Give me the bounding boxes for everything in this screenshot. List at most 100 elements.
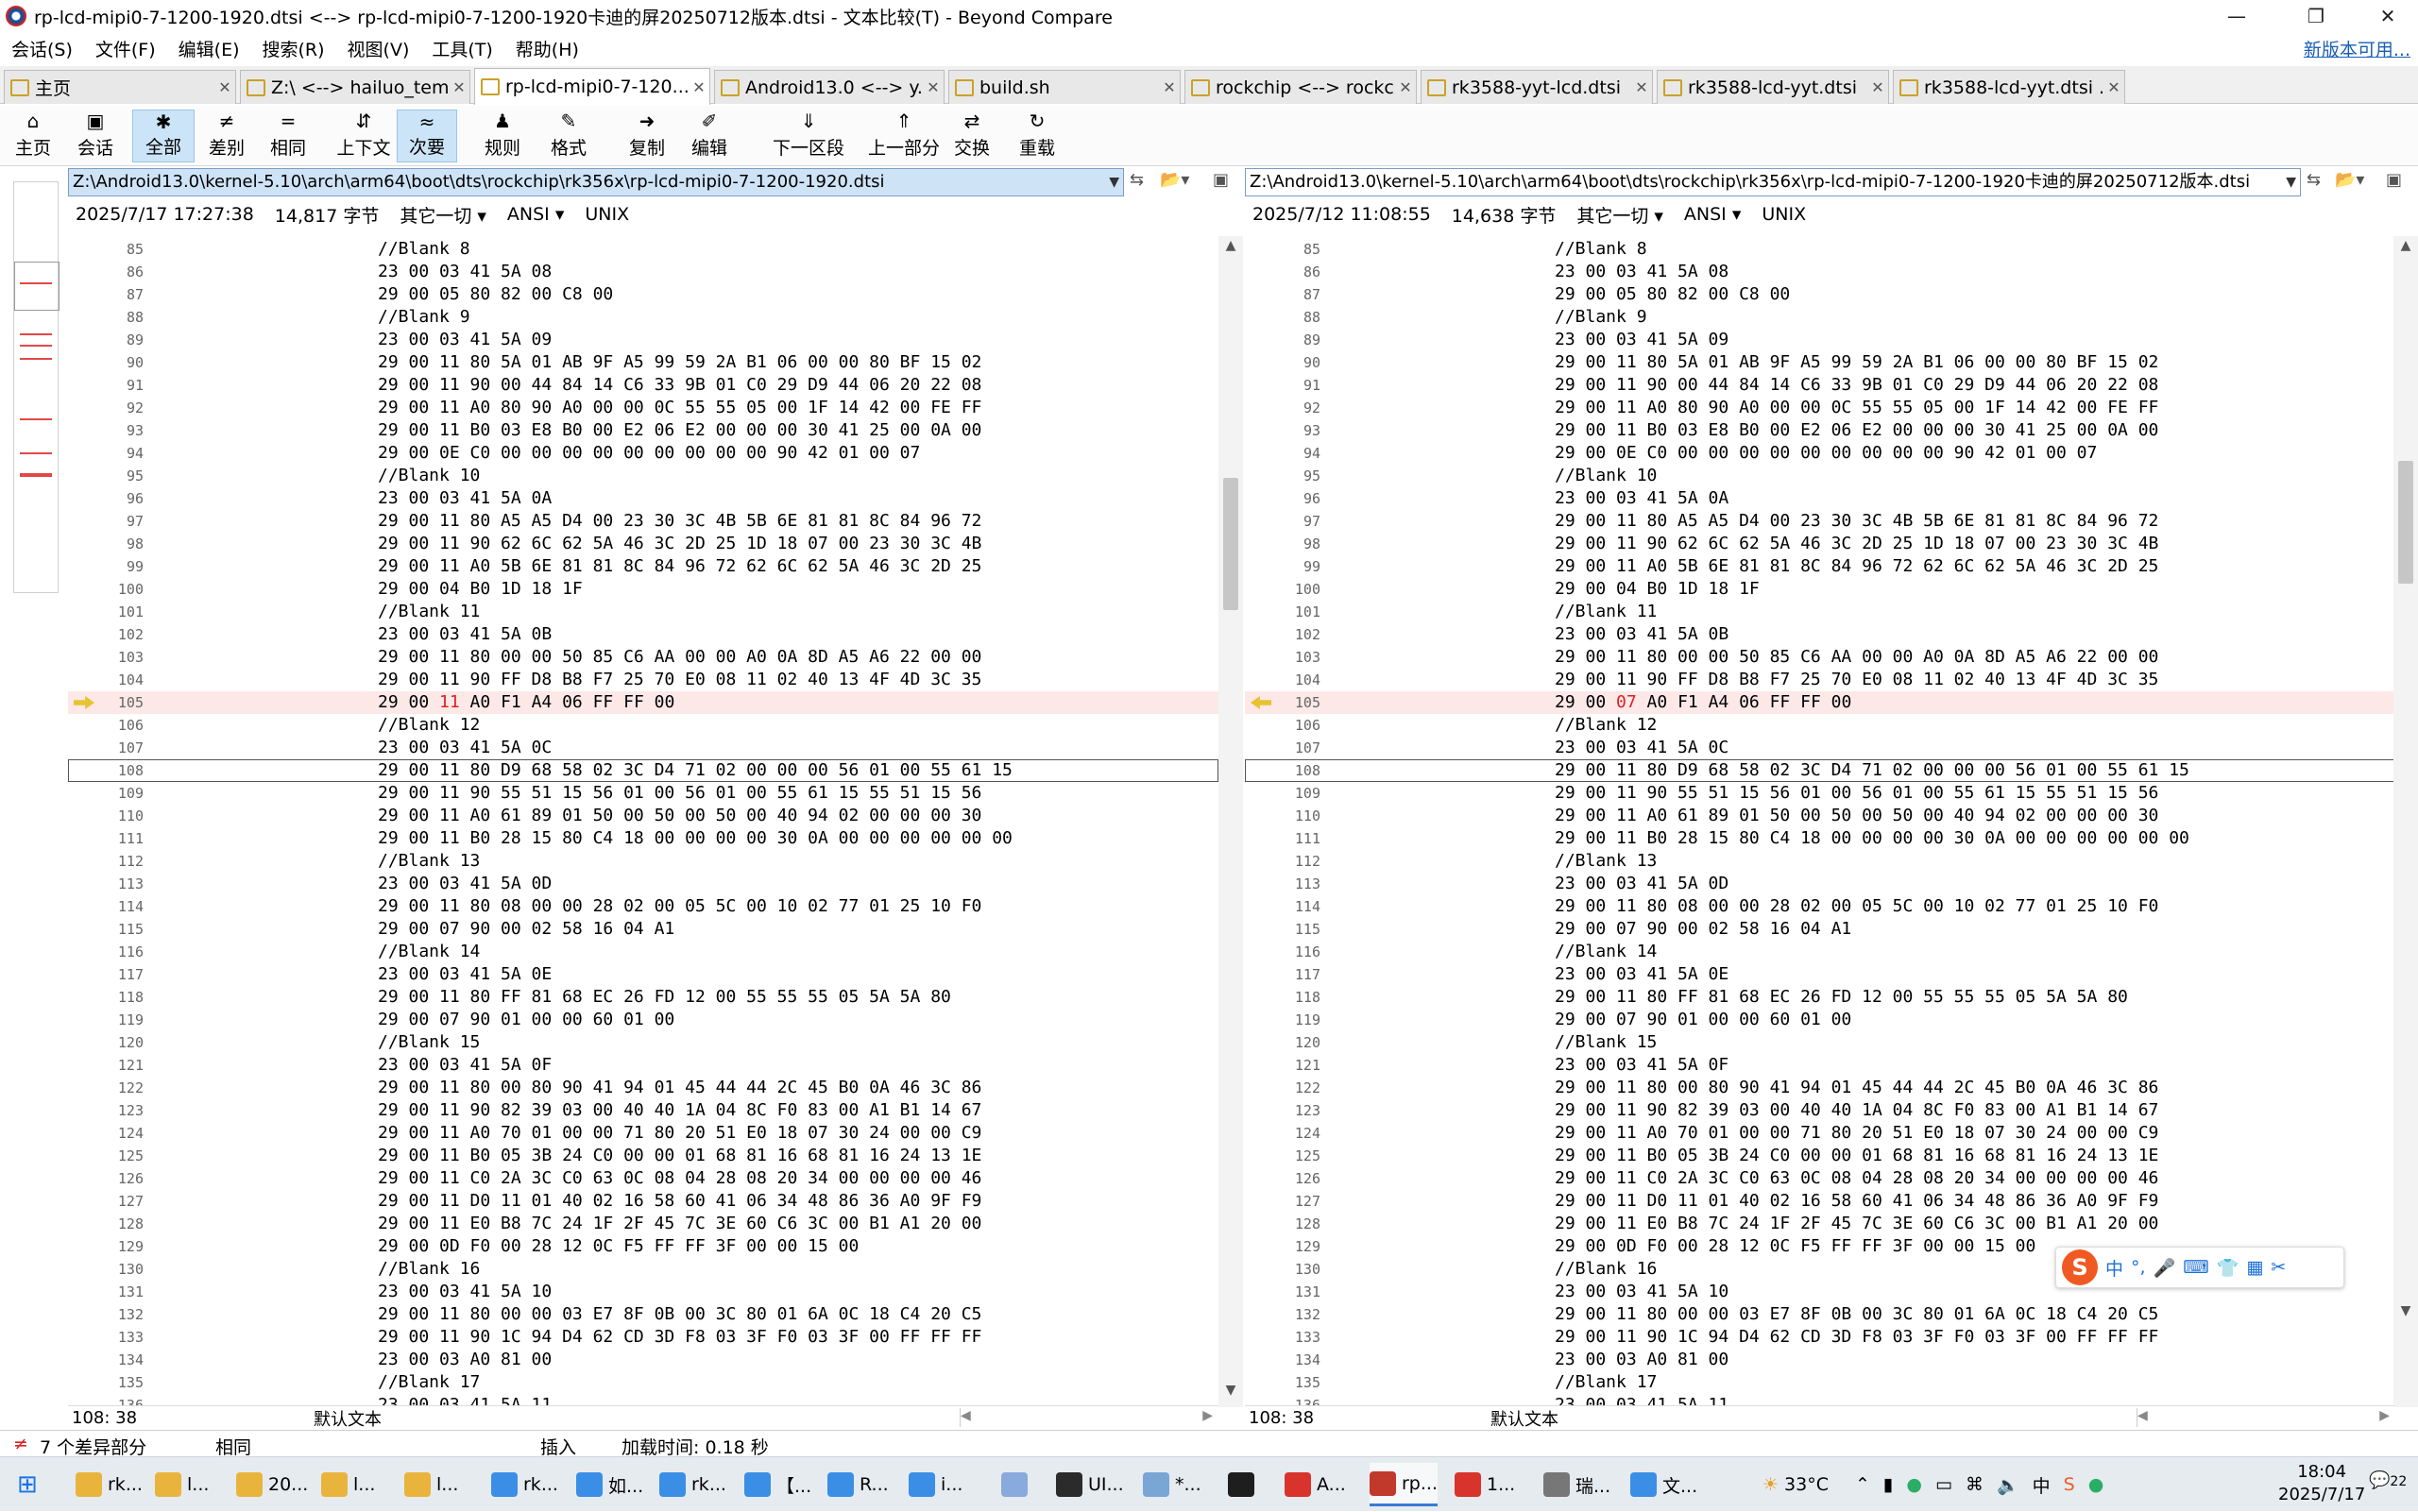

==

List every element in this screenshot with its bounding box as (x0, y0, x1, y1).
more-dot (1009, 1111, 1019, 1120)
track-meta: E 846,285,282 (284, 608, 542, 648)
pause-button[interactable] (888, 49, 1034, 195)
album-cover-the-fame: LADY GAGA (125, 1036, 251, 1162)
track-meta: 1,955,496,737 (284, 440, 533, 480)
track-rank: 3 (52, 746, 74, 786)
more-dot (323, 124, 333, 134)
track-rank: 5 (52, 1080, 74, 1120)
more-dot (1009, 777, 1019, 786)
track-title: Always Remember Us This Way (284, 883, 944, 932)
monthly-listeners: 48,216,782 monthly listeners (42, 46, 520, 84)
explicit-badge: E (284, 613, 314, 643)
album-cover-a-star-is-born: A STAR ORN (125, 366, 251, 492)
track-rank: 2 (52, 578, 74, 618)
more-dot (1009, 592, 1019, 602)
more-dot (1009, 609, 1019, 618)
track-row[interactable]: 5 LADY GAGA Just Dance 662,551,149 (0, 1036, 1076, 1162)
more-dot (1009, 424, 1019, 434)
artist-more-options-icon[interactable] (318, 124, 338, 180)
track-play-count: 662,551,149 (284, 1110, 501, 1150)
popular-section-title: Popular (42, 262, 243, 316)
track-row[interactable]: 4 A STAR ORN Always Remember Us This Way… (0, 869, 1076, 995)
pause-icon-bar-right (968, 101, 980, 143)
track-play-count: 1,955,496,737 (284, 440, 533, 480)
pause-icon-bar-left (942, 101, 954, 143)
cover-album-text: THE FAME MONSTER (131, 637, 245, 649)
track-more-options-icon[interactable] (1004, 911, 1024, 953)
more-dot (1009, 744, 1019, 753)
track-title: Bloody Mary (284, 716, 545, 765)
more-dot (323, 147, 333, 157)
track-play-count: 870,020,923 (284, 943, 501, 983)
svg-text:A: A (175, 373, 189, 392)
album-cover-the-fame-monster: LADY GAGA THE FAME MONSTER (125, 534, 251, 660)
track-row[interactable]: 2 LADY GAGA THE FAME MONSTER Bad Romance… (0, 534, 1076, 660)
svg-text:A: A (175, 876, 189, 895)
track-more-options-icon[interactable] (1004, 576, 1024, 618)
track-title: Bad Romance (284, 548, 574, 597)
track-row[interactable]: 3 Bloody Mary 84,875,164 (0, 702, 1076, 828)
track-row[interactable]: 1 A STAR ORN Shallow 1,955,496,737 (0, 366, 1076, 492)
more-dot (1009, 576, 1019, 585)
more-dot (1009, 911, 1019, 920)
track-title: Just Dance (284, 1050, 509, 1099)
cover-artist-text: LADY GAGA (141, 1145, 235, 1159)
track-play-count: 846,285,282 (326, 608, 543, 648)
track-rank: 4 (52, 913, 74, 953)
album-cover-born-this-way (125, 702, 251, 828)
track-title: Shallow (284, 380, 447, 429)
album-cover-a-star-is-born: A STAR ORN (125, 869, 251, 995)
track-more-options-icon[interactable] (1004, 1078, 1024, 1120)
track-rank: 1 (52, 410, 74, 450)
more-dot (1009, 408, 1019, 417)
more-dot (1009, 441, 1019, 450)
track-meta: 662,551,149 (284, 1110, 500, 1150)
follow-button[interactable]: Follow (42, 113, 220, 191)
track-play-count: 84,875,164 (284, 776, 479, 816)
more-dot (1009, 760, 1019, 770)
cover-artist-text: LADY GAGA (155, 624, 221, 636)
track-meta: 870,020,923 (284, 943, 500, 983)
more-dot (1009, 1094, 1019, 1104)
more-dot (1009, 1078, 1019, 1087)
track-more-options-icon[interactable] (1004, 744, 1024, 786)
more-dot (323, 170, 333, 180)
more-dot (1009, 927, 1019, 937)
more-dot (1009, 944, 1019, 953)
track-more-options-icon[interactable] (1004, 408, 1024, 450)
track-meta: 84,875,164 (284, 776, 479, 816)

▶ **WRITTEN INSTRUCTION**: Copy out the rows from the line with "List every element" through the line with "more-dot (323, 124, 333, 134)", keeping every character unchanged.

▶ **CORRECT RESPONSE**:
List every element in this screenshot with its bounding box as (x0, y0, x1, y1).
more-dot (1009, 1111, 1019, 1120)
track-meta: E 846,285,282 (284, 608, 542, 648)
pause-button[interactable] (888, 49, 1034, 195)
album-cover-the-fame: LADY GAGA (125, 1036, 251, 1162)
track-meta: 1,955,496,737 (284, 440, 533, 480)
track-rank: 3 (52, 746, 74, 786)
more-dot (323, 124, 333, 134)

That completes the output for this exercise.